- **Exercise directions**:
Write out all of the entries exactly as given.

- **The input**:
"""

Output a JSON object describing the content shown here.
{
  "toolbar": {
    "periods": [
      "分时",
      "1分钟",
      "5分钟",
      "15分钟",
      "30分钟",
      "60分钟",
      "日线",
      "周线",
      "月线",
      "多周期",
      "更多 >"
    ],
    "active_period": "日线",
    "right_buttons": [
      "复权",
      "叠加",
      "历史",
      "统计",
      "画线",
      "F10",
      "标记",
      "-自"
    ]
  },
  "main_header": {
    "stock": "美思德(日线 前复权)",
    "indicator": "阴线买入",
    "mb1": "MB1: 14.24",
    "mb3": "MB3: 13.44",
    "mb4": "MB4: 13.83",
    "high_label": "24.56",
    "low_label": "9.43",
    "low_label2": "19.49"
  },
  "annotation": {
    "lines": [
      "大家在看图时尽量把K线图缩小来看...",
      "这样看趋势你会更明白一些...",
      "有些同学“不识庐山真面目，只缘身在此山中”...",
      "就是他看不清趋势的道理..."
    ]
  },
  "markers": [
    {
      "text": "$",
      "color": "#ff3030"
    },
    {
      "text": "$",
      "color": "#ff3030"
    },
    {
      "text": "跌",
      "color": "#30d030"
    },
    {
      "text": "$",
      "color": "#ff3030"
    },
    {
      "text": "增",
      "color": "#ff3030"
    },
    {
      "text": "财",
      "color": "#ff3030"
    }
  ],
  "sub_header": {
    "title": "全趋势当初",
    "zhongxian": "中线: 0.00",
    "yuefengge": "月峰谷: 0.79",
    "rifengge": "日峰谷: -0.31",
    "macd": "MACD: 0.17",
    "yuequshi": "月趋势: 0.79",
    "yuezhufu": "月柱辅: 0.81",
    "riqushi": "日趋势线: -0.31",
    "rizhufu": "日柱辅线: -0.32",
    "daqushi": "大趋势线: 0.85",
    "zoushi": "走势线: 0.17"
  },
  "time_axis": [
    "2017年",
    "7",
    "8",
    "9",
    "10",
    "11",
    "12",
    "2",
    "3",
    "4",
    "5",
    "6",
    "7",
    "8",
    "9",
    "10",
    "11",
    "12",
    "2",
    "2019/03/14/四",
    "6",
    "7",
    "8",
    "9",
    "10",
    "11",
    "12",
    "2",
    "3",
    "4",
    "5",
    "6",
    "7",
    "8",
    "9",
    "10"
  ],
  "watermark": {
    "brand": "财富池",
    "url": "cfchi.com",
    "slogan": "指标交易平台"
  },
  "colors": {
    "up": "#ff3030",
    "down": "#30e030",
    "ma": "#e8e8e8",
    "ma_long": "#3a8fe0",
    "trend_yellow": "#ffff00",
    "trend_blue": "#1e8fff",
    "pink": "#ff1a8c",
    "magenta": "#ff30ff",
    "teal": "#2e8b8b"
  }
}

"""

- **Response**:
Output a JSON object describing the content shown here.
{
  "toolbar": {
    "periods": [
      "分时",
      "1分钟",
      "5分钟",
      "15分钟",
      "30分钟",
      "60分钟",
      "日线",
      "周线",
      "月线",
      "多周期",
      "更多 >"
    ],
    "active_period": "日线",
    "right_buttons": [
      "复权",
      "叠加",
      "历史",
      "统计",
      "画线",
      "F10",
      "标记",
      "-自"
    ]
  },
  "main_header": {
    "stock": "美思德(日线 前复权)",
    "indicator": "阴线买入",
    "mb1": "MB1: 14.24",
    "mb3": "MB3: 13.44",
    "mb4": "MB4: 13.83",
    "high_label": "24.56",
    "low_label": "9.43",
    "low_label2": "19.49"
  },
  "annotation": {
    "lines": [
      "大家在看图时尽量把K线图缩小来看...",
      "这样看趋势你会更明白一些...",
      "有些同学“不识庐山真面目，只缘身在此山中”...",
      "就是他看不清趋势的道理..."
    ]
  },
  "markers": [
    {
      "text": "$",
      "color": "#ff3030"
    },
    {
      "text": "$",
      "color": "#ff3030"
    },
    {
      "text": "跌",
      "color": "#30d030"
    },
    {
      "text": "$",
      "color": "#ff3030"
    },
    {
      "text": "增",
      "color": "#ff3030"
    },
    {
      "text": "财",
      "color": "#ff3030"
    }
  ],
  "sub_header": {
    "title": "全趋势当初",
    "zhongxian": "中线: 0.00",
    "yuefengge": "月峰谷: 0.79",
    "rifengge": "日峰谷: -0.31",
    "macd": "MACD: 0.17",
    "yuequshi": "月趋势: 0.79",
    "yuezhufu": "月柱辅: 0.81",
    "riqushi": "日趋势线: -0.31",
    "rizhufu": "日柱辅线: -0.32",
    "daqushi": "大趋势线: 0.85",
    "zoushi": "走势线: 0.17"
  },
  "time_axis": [
    "2017年",
    "7",
    "8",
    "9",
    "10",
    "11",
    "12",
    "2",
    "3",
    "4",
    "5",
    "6",
    "7",
    "8",
    "9",
    "10",
    "11",
    "12",
    "2",
    "2019/03/14/四",
    "6",
    "7",
    "8",
    "9",
    "10",
    "11",
    "12",
    "2",
    "3",
    "4",
    "5",
    "6",
    "7",
    "8",
    "9",
    "10"
  ],
  "watermark": {
    "brand": "财富池",
    "url": "cfchi.com",
    "slogan": "指标交易平台"
  },
  "colors": {
    "up": "#ff3030",
    "down": "#30e030",
    "ma": "#e8e8e8",
    "ma_long": "#3a8fe0",
    "trend_yellow": "#ffff00",
    "trend_blue": "#1e8fff",
    "pink": "#ff1a8c",
    "magenta": "#ff30ff",
    "teal": "#2e8b8b"
  }
}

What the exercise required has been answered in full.